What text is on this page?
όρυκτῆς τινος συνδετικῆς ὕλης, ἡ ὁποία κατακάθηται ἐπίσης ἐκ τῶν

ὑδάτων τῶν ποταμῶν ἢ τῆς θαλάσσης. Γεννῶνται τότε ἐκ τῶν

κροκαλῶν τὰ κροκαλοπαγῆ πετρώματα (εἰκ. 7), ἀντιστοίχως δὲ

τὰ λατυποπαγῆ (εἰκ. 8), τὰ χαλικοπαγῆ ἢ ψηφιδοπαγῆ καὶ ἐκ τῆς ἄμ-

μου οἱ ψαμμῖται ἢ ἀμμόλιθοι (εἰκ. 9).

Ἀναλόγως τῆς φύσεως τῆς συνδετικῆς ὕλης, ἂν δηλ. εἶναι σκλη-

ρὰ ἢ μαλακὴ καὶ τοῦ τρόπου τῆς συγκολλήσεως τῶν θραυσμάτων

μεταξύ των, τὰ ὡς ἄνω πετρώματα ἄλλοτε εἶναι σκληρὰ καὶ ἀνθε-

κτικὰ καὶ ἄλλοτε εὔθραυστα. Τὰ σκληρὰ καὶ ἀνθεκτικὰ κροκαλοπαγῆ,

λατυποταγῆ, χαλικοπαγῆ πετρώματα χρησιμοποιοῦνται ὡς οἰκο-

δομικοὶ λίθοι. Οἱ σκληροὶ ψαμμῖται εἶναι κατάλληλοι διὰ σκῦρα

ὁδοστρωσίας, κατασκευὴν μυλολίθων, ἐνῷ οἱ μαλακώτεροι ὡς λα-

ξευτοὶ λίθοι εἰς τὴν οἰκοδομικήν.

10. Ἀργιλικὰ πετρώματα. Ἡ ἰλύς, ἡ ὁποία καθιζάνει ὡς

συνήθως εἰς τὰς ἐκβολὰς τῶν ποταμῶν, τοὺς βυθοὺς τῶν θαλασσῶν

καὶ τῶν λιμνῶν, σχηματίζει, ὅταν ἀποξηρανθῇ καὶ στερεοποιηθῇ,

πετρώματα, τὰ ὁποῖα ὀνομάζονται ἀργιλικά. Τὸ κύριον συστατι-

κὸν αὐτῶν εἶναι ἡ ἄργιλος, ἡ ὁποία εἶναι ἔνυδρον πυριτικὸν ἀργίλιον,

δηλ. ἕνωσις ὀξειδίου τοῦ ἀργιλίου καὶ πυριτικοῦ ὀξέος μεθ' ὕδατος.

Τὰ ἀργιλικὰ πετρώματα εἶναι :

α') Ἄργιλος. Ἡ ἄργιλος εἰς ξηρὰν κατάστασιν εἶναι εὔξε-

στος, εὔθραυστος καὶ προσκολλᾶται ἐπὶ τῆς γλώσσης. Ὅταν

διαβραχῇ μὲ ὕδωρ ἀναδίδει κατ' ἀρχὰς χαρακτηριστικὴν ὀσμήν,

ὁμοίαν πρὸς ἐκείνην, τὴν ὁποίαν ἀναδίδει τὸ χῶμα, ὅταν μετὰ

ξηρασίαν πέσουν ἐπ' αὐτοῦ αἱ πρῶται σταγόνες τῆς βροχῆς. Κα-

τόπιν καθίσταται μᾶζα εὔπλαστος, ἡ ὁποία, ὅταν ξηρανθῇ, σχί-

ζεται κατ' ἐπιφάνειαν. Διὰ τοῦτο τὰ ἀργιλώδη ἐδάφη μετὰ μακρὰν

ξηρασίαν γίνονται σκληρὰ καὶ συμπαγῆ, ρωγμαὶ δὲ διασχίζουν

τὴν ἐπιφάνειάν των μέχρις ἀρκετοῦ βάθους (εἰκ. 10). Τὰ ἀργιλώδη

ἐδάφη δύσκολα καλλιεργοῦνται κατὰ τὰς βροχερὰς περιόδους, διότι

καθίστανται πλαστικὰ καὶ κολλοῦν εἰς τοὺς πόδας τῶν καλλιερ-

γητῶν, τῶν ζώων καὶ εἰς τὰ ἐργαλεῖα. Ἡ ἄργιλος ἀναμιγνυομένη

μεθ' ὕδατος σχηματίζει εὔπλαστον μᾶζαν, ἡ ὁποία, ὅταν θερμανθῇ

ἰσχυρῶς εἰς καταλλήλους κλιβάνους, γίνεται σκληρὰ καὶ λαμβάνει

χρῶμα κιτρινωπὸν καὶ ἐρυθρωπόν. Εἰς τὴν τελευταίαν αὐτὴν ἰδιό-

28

+---+

» Task to carry out
Only the number is wanted: how many lines of the material contain the word "λίθοι"?

» Complete response
2